### Task objective
Filter the entries and keep only the lines where the string "Campaigns" appears.

··· Provided data

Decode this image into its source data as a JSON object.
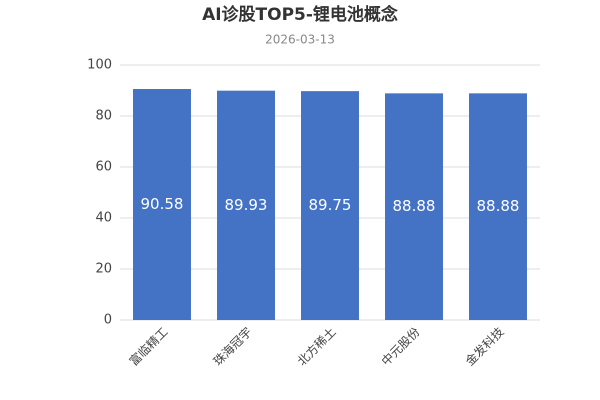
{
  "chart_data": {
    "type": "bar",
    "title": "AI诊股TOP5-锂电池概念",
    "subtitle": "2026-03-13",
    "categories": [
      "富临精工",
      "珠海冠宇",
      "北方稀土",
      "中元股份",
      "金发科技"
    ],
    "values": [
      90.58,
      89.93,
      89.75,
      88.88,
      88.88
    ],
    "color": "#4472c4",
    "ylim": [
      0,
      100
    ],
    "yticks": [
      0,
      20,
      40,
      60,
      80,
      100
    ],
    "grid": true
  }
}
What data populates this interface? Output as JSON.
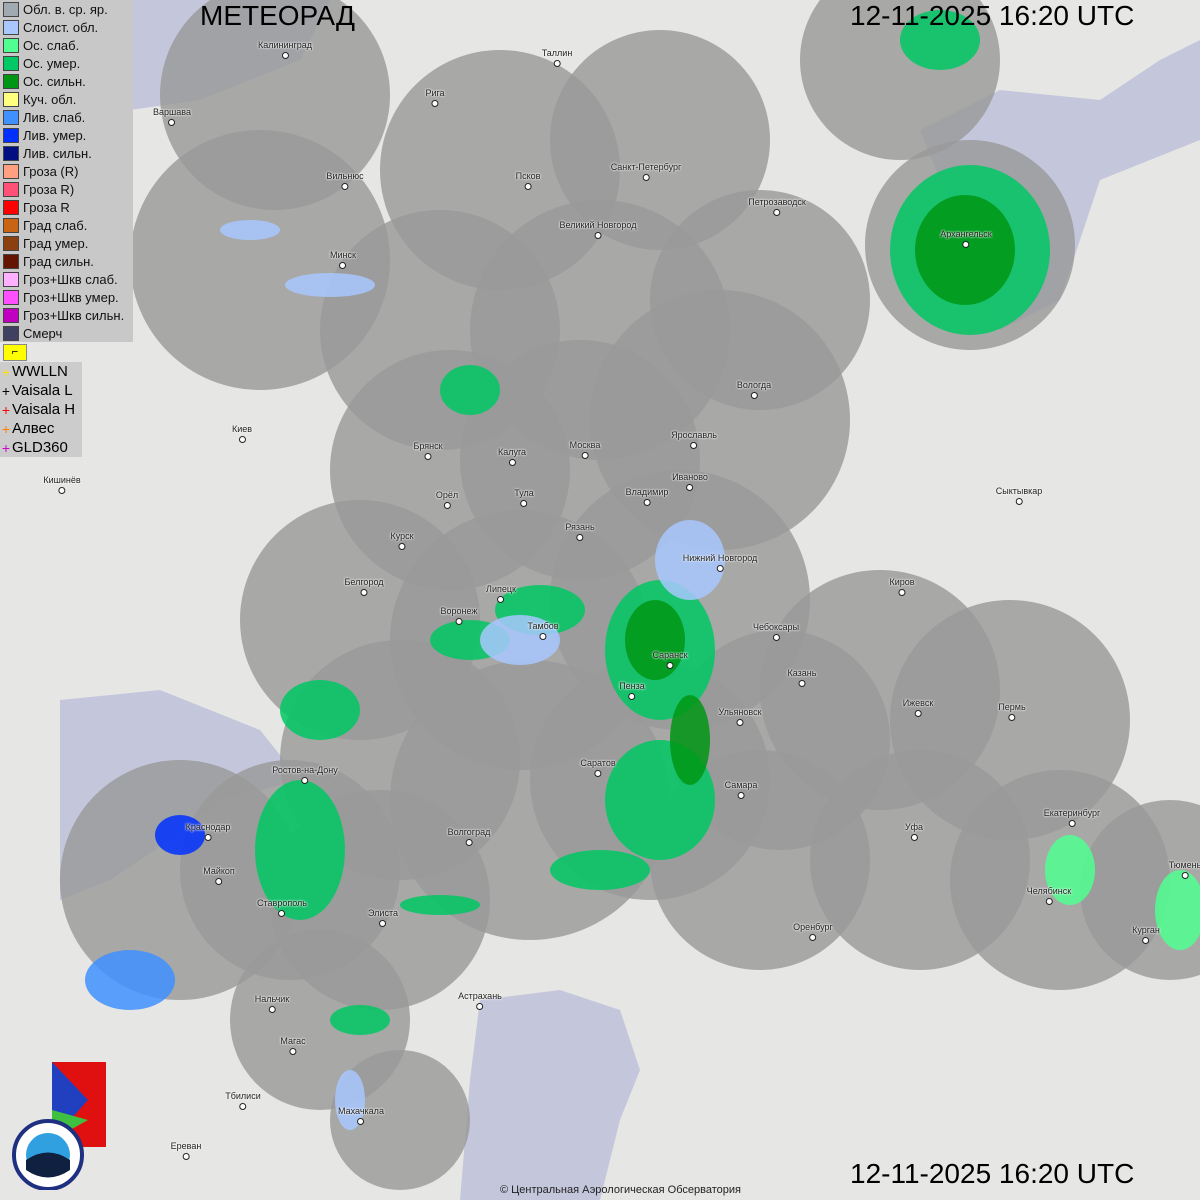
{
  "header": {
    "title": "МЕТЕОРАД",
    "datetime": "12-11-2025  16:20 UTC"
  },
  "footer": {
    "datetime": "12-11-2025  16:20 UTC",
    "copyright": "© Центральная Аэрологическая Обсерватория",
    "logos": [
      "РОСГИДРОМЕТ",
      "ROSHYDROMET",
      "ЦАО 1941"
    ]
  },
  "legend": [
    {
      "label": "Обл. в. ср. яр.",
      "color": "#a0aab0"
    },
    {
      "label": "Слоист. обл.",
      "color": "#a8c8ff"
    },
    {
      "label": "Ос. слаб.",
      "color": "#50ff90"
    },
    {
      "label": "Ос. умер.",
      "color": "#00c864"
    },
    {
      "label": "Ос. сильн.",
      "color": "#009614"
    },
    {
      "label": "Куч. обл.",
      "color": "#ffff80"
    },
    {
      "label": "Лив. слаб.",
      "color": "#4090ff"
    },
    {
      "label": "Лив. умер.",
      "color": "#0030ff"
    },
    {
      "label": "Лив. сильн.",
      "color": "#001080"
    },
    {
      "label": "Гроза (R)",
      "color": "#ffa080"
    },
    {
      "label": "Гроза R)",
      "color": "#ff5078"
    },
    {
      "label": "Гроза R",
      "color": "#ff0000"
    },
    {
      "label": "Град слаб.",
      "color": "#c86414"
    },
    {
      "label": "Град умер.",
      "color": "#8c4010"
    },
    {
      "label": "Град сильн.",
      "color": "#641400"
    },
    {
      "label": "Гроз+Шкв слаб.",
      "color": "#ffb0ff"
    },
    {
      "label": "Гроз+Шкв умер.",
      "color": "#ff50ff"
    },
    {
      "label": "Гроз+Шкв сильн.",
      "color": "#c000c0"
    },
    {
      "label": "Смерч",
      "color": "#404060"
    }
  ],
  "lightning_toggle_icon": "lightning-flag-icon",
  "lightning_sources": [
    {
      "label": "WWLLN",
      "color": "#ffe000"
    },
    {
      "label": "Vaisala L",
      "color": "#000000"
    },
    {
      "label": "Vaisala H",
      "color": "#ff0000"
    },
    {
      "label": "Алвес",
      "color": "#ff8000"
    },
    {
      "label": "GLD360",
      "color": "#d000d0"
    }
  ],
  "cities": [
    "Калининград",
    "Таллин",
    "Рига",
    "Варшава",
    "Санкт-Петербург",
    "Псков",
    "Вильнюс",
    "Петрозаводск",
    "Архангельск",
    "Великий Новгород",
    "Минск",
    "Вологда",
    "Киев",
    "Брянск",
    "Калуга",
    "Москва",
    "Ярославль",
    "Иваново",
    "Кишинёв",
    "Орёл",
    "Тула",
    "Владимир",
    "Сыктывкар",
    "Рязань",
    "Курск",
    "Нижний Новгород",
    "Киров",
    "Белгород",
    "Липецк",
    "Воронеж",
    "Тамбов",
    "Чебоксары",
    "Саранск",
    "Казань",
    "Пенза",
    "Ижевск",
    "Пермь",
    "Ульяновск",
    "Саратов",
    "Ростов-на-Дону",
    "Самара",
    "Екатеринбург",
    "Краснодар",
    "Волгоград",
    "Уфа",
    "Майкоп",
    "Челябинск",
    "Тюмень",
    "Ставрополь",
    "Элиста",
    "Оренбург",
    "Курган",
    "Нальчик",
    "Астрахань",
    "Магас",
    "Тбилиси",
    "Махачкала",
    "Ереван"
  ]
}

······
··· Provided data

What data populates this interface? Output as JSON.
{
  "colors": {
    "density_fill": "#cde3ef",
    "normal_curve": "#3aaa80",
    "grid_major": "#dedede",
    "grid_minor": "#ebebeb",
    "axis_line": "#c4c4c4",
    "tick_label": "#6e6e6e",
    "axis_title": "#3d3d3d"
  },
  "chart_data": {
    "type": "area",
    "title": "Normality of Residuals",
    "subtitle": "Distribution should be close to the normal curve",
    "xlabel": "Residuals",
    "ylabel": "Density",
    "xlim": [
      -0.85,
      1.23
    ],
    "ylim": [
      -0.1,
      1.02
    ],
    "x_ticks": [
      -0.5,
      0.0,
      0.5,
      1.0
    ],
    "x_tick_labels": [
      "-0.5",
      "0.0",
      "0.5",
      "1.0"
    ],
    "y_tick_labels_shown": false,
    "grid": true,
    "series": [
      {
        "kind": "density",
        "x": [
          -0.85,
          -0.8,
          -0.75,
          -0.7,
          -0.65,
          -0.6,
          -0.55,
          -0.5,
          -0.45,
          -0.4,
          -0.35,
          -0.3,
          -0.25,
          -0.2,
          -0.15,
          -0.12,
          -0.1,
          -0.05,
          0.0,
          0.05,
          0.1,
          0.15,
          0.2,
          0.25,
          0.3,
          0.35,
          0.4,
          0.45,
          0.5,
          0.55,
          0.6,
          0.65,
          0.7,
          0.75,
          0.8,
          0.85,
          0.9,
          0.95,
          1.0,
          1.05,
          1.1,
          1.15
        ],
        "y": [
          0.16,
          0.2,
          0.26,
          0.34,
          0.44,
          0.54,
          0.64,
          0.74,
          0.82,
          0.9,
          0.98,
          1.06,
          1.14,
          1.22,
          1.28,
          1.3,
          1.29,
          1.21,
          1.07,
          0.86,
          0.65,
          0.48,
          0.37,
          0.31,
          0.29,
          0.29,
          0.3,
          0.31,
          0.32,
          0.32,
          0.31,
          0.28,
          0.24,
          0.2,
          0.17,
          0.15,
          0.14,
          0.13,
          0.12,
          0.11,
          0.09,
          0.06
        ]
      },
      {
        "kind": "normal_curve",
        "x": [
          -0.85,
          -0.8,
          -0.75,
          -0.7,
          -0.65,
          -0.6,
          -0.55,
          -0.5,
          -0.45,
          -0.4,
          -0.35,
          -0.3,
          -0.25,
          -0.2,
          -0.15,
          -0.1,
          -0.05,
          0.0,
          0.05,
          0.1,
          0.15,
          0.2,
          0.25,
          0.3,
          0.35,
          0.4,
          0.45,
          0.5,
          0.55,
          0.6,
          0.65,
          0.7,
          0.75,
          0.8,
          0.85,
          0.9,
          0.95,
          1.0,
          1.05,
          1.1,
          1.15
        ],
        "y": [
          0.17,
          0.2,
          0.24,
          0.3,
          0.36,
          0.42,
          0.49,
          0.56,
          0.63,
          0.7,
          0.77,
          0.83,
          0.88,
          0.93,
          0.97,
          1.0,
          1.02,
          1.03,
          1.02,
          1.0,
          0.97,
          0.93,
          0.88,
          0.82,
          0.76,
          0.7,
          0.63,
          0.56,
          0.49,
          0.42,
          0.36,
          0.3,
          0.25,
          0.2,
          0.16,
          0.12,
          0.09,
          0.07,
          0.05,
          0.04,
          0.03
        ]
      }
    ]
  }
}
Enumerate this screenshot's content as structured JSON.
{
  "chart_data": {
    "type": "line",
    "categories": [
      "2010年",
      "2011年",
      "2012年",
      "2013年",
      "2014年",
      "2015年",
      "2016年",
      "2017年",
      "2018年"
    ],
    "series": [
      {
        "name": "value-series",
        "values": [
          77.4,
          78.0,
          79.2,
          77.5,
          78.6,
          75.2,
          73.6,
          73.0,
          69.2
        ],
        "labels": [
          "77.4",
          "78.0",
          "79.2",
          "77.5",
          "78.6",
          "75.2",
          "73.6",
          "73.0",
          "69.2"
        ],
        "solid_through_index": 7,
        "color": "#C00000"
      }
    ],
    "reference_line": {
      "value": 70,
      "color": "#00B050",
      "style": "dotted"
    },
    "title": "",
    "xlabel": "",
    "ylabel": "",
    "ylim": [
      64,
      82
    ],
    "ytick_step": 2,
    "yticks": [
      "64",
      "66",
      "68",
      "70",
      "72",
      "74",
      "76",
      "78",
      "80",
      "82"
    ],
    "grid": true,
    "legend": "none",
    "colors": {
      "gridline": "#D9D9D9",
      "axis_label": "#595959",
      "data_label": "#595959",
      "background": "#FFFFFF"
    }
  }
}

······
··· Provided data

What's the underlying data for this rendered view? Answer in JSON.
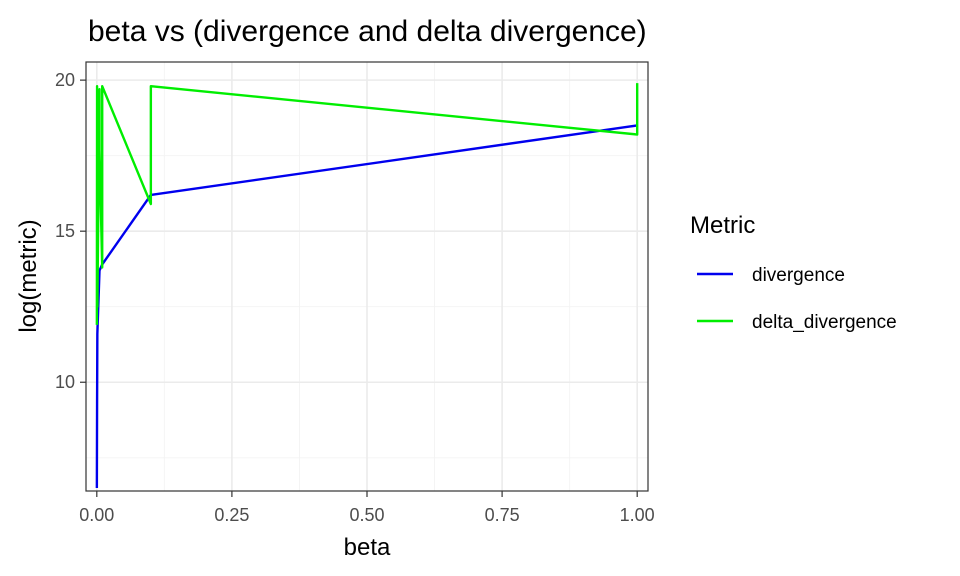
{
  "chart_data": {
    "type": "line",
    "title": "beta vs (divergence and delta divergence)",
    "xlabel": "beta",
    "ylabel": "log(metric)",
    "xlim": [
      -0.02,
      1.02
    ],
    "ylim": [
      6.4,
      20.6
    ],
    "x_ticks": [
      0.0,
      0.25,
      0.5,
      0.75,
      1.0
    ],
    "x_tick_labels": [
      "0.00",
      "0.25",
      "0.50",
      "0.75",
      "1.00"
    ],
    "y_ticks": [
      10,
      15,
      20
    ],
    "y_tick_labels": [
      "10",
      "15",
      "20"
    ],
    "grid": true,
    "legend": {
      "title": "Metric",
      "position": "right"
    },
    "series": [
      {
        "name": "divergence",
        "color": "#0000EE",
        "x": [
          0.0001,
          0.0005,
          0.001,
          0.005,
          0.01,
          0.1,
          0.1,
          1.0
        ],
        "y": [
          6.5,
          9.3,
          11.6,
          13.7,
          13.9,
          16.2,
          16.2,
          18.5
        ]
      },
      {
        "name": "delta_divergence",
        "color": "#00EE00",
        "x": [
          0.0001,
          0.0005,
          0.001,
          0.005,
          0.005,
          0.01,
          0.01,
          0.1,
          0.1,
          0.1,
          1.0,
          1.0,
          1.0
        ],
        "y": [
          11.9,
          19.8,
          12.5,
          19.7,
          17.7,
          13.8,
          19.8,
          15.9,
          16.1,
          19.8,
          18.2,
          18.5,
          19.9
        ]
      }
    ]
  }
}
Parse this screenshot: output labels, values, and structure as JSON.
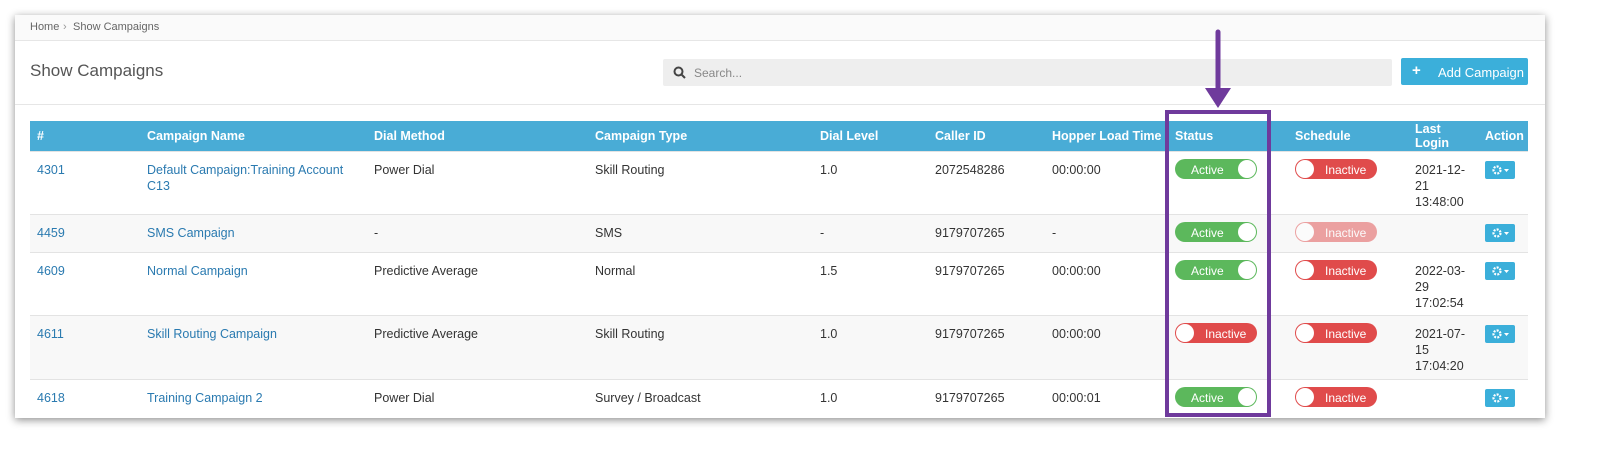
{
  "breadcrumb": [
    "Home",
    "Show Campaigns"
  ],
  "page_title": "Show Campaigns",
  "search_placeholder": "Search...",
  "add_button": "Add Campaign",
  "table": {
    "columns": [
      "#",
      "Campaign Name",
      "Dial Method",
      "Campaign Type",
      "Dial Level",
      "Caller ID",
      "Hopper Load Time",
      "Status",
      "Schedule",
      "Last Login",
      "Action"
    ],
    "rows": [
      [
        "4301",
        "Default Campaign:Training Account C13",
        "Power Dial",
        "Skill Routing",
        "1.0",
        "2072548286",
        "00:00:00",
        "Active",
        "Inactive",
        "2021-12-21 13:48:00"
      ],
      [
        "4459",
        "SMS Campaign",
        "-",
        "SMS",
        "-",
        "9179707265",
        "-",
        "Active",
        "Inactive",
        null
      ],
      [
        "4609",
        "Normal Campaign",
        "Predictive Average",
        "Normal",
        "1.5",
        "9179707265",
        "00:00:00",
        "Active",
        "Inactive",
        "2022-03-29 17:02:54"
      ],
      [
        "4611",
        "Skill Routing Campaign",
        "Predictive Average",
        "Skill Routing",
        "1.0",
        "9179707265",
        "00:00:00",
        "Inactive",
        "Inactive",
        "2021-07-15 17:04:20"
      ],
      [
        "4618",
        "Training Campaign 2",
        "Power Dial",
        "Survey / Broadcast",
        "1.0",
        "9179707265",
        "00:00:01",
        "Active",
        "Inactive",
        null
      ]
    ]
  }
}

······

### Result below
    "Show Campaigns"
  "page_title": "Show Campaigns",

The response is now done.